Transcribe the entries below exactly; leave every image out.
◇ ◇ ◇
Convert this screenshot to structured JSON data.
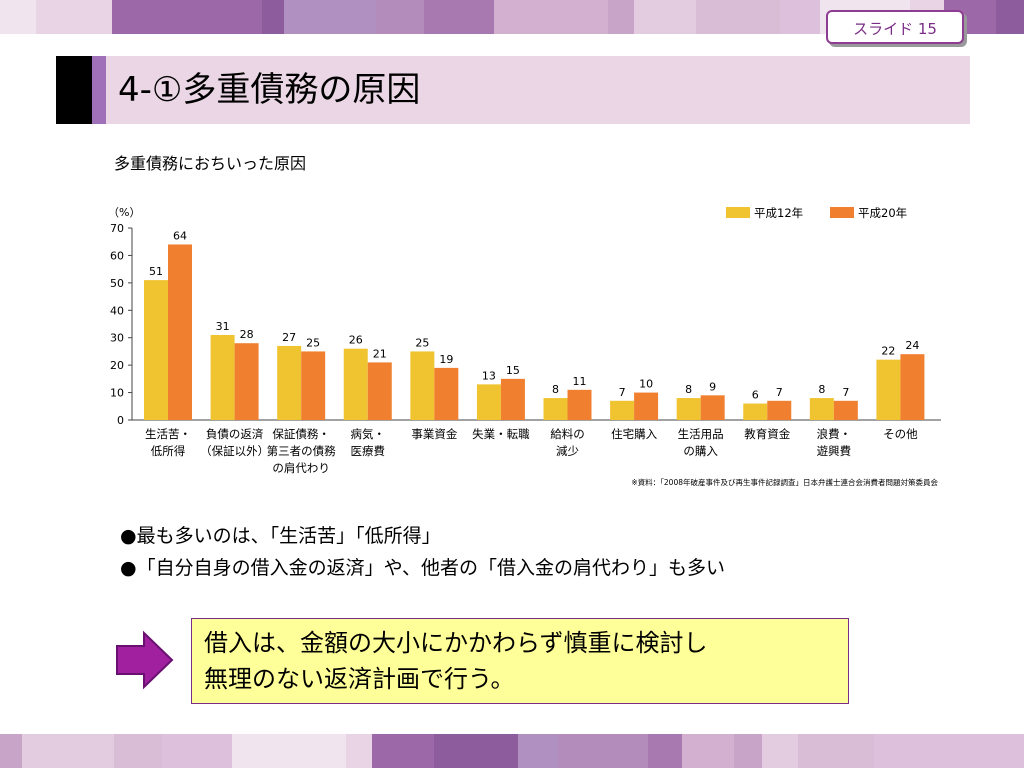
{
  "slide_label": "スライド  15",
  "title": "4-①多重債務の原因",
  "subtitle": "多重債務におちいった原因",
  "colors": {
    "series1": "#f0c430",
    "series2": "#f08030",
    "title_bar": "#ead6e4",
    "accent": "#8e3d93",
    "callout_bg": "#ffff99"
  },
  "chart_data": {
    "type": "bar",
    "ylabel": "（%）",
    "ylim": [
      0,
      70
    ],
    "yticks": [
      0,
      10,
      20,
      30,
      40,
      50,
      60,
      70
    ],
    "categories": [
      [
        "生活苦・",
        "低所得"
      ],
      [
        "負債の返済",
        "（保証以外）"
      ],
      [
        "保証債務・",
        "第三者の債務",
        "の肩代わり"
      ],
      [
        "病気・",
        "医療費"
      ],
      [
        "事業資金"
      ],
      [
        "失業・転職"
      ],
      [
        "給料の",
        "減少"
      ],
      [
        "住宅購入"
      ],
      [
        "生活用品",
        "の購入"
      ],
      [
        "教育資金"
      ],
      [
        "浪費・",
        "遊興費"
      ],
      [
        "その他"
      ]
    ],
    "series": [
      {
        "name": "平成12年",
        "values": [
          51,
          31,
          27,
          26,
          25,
          13,
          8,
          7,
          8,
          6,
          8,
          22
        ]
      },
      {
        "name": "平成20年",
        "values": [
          64,
          28,
          25,
          21,
          19,
          15,
          11,
          10,
          9,
          7,
          7,
          24
        ]
      }
    ],
    "legend_position": "top-right",
    "source_note": "※資料：「2008年破産事件及び再生事件記録調査」日本弁護士連合会消費者問題対策委員会"
  },
  "bullets": [
    "●最も多いのは、「生活苦」「低所得」",
    "●「自分自身の借入金の返済」や、他者の「借入金の肩代わり」も多い"
  ],
  "callout": {
    "arrow_icon": "right-arrow-icon",
    "lines": [
      "借入は、金額の大小にかかわらず慎重に検討し",
      "無理のない返済計画で行う。"
    ]
  }
}
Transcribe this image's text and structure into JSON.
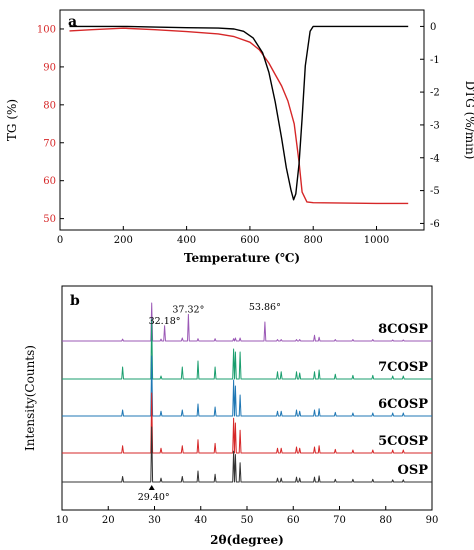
{
  "chart_data": [
    {
      "panel": "a",
      "type": "line",
      "xlabel": "Temperature (℃)",
      "ylabel": "TG (%)",
      "ylabel_right": "DTG (%/min)",
      "xlim": [
        0,
        1150
      ],
      "ylim": [
        47,
        105
      ],
      "ylim_right": [
        -6.2,
        0.5
      ],
      "xticks": [
        "0",
        "200",
        "400",
        "600",
        "800",
        "1000"
      ],
      "yticks": [
        "50",
        "60",
        "70",
        "80",
        "90",
        "100"
      ],
      "yticks_right": [
        "0",
        "-1",
        "-2",
        "-3",
        "-4",
        "-5",
        "-6"
      ],
      "grid": false,
      "series": [
        {
          "axis": "left",
          "color": "#d62728",
          "x": [
            30,
            100,
            200,
            300,
            400,
            500,
            550,
            600,
            630,
            660,
            680,
            700,
            720,
            740,
            755,
            765,
            780,
            800,
            900,
            1000,
            1100
          ],
          "y": [
            99.5,
            99.8,
            100.2,
            99.8,
            99.3,
            98.7,
            98.0,
            96.5,
            94.5,
            91.0,
            88.0,
            85.0,
            81.0,
            75.0,
            65.0,
            57.0,
            54.4,
            54.2,
            54.1,
            54.0,
            54.0
          ]
        },
        {
          "axis": "right",
          "color": "#000000",
          "x": [
            30,
            100,
            200,
            300,
            400,
            500,
            550,
            580,
            610,
            640,
            660,
            680,
            700,
            715,
            730,
            738,
            745,
            755,
            765,
            775,
            790,
            800,
            900,
            1000,
            1100
          ],
          "y": [
            0.0,
            0.0,
            0.0,
            -0.02,
            -0.04,
            -0.05,
            -0.08,
            -0.15,
            -0.35,
            -0.8,
            -1.4,
            -2.3,
            -3.4,
            -4.3,
            -5.0,
            -5.28,
            -5.1,
            -4.2,
            -2.8,
            -1.2,
            -0.15,
            0.0,
            0.0,
            0.0,
            0.0
          ]
        }
      ]
    },
    {
      "panel": "b",
      "type": "line",
      "xlabel": "2θ(degree)",
      "ylabel": "Intensity(Counts)",
      "xlim": [
        10,
        90
      ],
      "xticks": [
        "10",
        "20",
        "30",
        "40",
        "50",
        "60",
        "70",
        "80",
        "90"
      ],
      "grid": false,
      "peak_positions": [
        23.1,
        29.4,
        31.4,
        32.18,
        36.0,
        37.32,
        39.4,
        43.1,
        47.1,
        47.5,
        48.5,
        53.86,
        56.6,
        57.4,
        60.7,
        61.4,
        64.6,
        65.6,
        69.1,
        72.9,
        77.2,
        81.5,
        83.8
      ],
      "series": [
        {
          "name": "8COSP",
          "color": "#9b59b6",
          "intensities": [
            0.05,
            1.0,
            0.05,
            0.4,
            0.08,
            0.7,
            0.06,
            0.06,
            0.06,
            0.08,
            0.08,
            0.5,
            0.04,
            0.04,
            0.04,
            0.04,
            0.15,
            0.1,
            0.04,
            0.04,
            0.04,
            0.03,
            0.03
          ]
        },
        {
          "name": "7COSP",
          "color": "#1a9e6e",
          "intensities": [
            0.2,
            1.0,
            0.05,
            0.0,
            0.2,
            0.0,
            0.3,
            0.2,
            0.5,
            0.45,
            0.45,
            0.0,
            0.12,
            0.12,
            0.12,
            0.1,
            0.12,
            0.15,
            0.08,
            0.06,
            0.06,
            0.05,
            0.05
          ]
        },
        {
          "name": "6COSP",
          "color": "#1f77b4",
          "intensities": [
            0.1,
            1.0,
            0.08,
            0.0,
            0.1,
            0.0,
            0.2,
            0.15,
            0.6,
            0.5,
            0.35,
            0.0,
            0.08,
            0.08,
            0.1,
            0.08,
            0.1,
            0.12,
            0.06,
            0.05,
            0.05,
            0.05,
            0.05
          ]
        },
        {
          "name": "5COSP",
          "color": "#d62728",
          "intensities": [
            0.12,
            1.0,
            0.08,
            0.0,
            0.12,
            0.0,
            0.22,
            0.16,
            0.58,
            0.5,
            0.38,
            0.0,
            0.08,
            0.08,
            0.1,
            0.08,
            0.1,
            0.12,
            0.06,
            0.05,
            0.05,
            0.05,
            0.05
          ]
        },
        {
          "name": "OSP",
          "color": "#333333",
          "intensities": [
            0.1,
            1.0,
            0.07,
            0.0,
            0.1,
            0.0,
            0.2,
            0.14,
            0.56,
            0.5,
            0.35,
            0.0,
            0.07,
            0.07,
            0.09,
            0.07,
            0.09,
            0.11,
            0.05,
            0.05,
            0.05,
            0.04,
            0.04
          ]
        }
      ],
      "annotations": [
        {
          "text": "32.18°",
          "x": 32.18,
          "series": "8COSP"
        },
        {
          "text": "37.32°",
          "x": 37.32,
          "series": "8COSP"
        },
        {
          "text": "53.86°",
          "x": 53.86,
          "series": "8COSP"
        },
        {
          "text": "29.40°",
          "x": 29.4,
          "series": "OSP"
        }
      ]
    }
  ]
}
◇ ◇ ◇
Solved exercise »
Convert this screenshot to structured JSON data.
{
  "slide_label": "スライド  15",
  "title": "4-①多重債務の原因",
  "subtitle": "多重債務におちいった原因",
  "colors": {
    "series1": "#f0c430",
    "series2": "#f08030",
    "title_bar": "#ead6e4",
    "accent": "#8e3d93",
    "callout_bg": "#ffff99"
  },
  "chart_data": {
    "type": "bar",
    "ylabel": "（%）",
    "ylim": [
      0,
      70
    ],
    "yticks": [
      0,
      10,
      20,
      30,
      40,
      50,
      60,
      70
    ],
    "categories": [
      [
        "生活苦・",
        "低所得"
      ],
      [
        "負債の返済",
        "（保証以外）"
      ],
      [
        "保証債務・",
        "第三者の債務",
        "の肩代わり"
      ],
      [
        "病気・",
        "医療費"
      ],
      [
        "事業資金"
      ],
      [
        "失業・転職"
      ],
      [
        "給料の",
        "減少"
      ],
      [
        "住宅購入"
      ],
      [
        "生活用品",
        "の購入"
      ],
      [
        "教育資金"
      ],
      [
        "浪費・",
        "遊興費"
      ],
      [
        "その他"
      ]
    ],
    "series": [
      {
        "name": "平成12年",
        "values": [
          51,
          31,
          27,
          26,
          25,
          13,
          8,
          7,
          8,
          6,
          8,
          22
        ]
      },
      {
        "name": "平成20年",
        "values": [
          64,
          28,
          25,
          21,
          19,
          15,
          11,
          10,
          9,
          7,
          7,
          24
        ]
      }
    ],
    "legend_position": "top-right",
    "source_note": "※資料：「2008年破産事件及び再生事件記録調査」日本弁護士連合会消費者問題対策委員会"
  },
  "bullets": [
    "●最も多いのは、「生活苦」「低所得」",
    "●「自分自身の借入金の返済」や、他者の「借入金の肩代わり」も多い"
  ],
  "callout": {
    "arrow_icon": "right-arrow-icon",
    "lines": [
      "借入は、金額の大小にかかわらず慎重に検討し",
      "無理のない返済計画で行う。"
    ]
  }
}
Transcribe this image's text and structure into JSON.
{
  "chart_data": [
    {
      "panel": "a",
      "type": "line",
      "xlabel": "Temperature (℃)",
      "ylabel": "TG (%)",
      "ylabel_right": "DTG (%/min)",
      "xlim": [
        0,
        1150
      ],
      "ylim": [
        47,
        105
      ],
      "ylim_right": [
        -6.2,
        0.5
      ],
      "xticks": [
        "0",
        "200",
        "400",
        "600",
        "800",
        "1000"
      ],
      "yticks": [
        "50",
        "60",
        "70",
        "80",
        "90",
        "100"
      ],
      "yticks_right": [
        "0",
        "-1",
        "-2",
        "-3",
        "-4",
        "-5",
        "-6"
      ],
      "grid": false,
      "series": [
        {
          "axis": "left",
          "color": "#d62728",
          "x": [
            30,
            100,
            200,
            300,
            400,
            500,
            550,
            600,
            630,
            660,
            680,
            700,
            720,
            740,
            755,
            765,
            780,
            800,
            900,
            1000,
            1100
          ],
          "y": [
            99.5,
            99.8,
            100.2,
            99.8,
            99.3,
            98.7,
            98.0,
            96.5,
            94.5,
            91.0,
            88.0,
            85.0,
            81.0,
            75.0,
            65.0,
            57.0,
            54.4,
            54.2,
            54.1,
            54.0,
            54.0
          ]
        },
        {
          "axis": "right",
          "color": "#000000",
          "x": [
            30,
            100,
            200,
            300,
            400,
            500,
            550,
            580,
            610,
            640,
            660,
            680,
            700,
            715,
            730,
            738,
            745,
            755,
            765,
            775,
            790,
            800,
            900,
            1000,
            1100
          ],
          "y": [
            0.0,
            0.0,
            0.0,
            -0.02,
            -0.04,
            -0.05,
            -0.08,
            -0.15,
            -0.35,
            -0.8,
            -1.4,
            -2.3,
            -3.4,
            -4.3,
            -5.0,
            -5.28,
            -5.1,
            -4.2,
            -2.8,
            -1.2,
            -0.15,
            0.0,
            0.0,
            0.0,
            0.0
          ]
        }
      ]
    },
    {
      "panel": "b",
      "type": "line",
      "xlabel": "2θ(degree)",
      "ylabel": "Intensity(Counts)",
      "xlim": [
        10,
        90
      ],
      "xticks": [
        "10",
        "20",
        "30",
        "40",
        "50",
        "60",
        "70",
        "80",
        "90"
      ],
      "grid": false,
      "peak_positions": [
        23.1,
        29.4,
        31.4,
        32.18,
        36.0,
        37.32,
        39.4,
        43.1,
        47.1,
        47.5,
        48.5,
        53.86,
        56.6,
        57.4,
        60.7,
        61.4,
        64.6,
        65.6,
        69.1,
        72.9,
        77.2,
        81.5,
        83.8
      ],
      "series": [
        {
          "name": "8COSP",
          "color": "#9b59b6",
          "intensities": [
            0.05,
            1.0,
            0.05,
            0.4,
            0.08,
            0.7,
            0.06,
            0.06,
            0.06,
            0.08,
            0.08,
            0.5,
            0.04,
            0.04,
            0.04,
            0.04,
            0.15,
            0.1,
            0.04,
            0.04,
            0.04,
            0.03,
            0.03
          ]
        },
        {
          "name": "7COSP",
          "color": "#1a9e6e",
          "intensities": [
            0.2,
            1.0,
            0.05,
            0.0,
            0.2,
            0.0,
            0.3,
            0.2,
            0.5,
            0.45,
            0.45,
            0.0,
            0.12,
            0.12,
            0.12,
            0.1,
            0.12,
            0.15,
            0.08,
            0.06,
            0.06,
            0.05,
            0.05
          ]
        },
        {
          "name": "6COSP",
          "color": "#1f77b4",
          "intensities": [
            0.1,
            1.0,
            0.08,
            0.0,
            0.1,
            0.0,
            0.2,
            0.15,
            0.6,
            0.5,
            0.35,
            0.0,
            0.08,
            0.08,
            0.1,
            0.08,
            0.1,
            0.12,
            0.06,
            0.05,
            0.05,
            0.05,
            0.05
          ]
        },
        {
          "name": "5COSP",
          "color": "#d62728",
          "intensities": [
            0.12,
            1.0,
            0.08,
            0.0,
            0.12,
            0.0,
            0.22,
            0.16,
            0.58,
            0.5,
            0.38,
            0.0,
            0.08,
            0.08,
            0.1,
            0.08,
            0.1,
            0.12,
            0.06,
            0.05,
            0.05,
            0.05,
            0.05
          ]
        },
        {
          "name": "OSP",
          "color": "#333333",
          "intensities": [
            0.1,
            1.0,
            0.07,
            0.0,
            0.1,
            0.0,
            0.2,
            0.14,
            0.56,
            0.5,
            0.35,
            0.0,
            0.07,
            0.07,
            0.09,
            0.07,
            0.09,
            0.11,
            0.05,
            0.05,
            0.05,
            0.04,
            0.04
          ]
        }
      ],
      "annotations": [
        {
          "text": "32.18°",
          "x": 32.18,
          "series": "8COSP"
        },
        {
          "text": "37.32°",
          "x": 37.32,
          "series": "8COSP"
        },
        {
          "text": "53.86°",
          "x": 53.86,
          "series": "8COSP"
        },
        {
          "text": "29.40°",
          "x": 29.4,
          "series": "OSP"
        }
      ]
    }
  ]
}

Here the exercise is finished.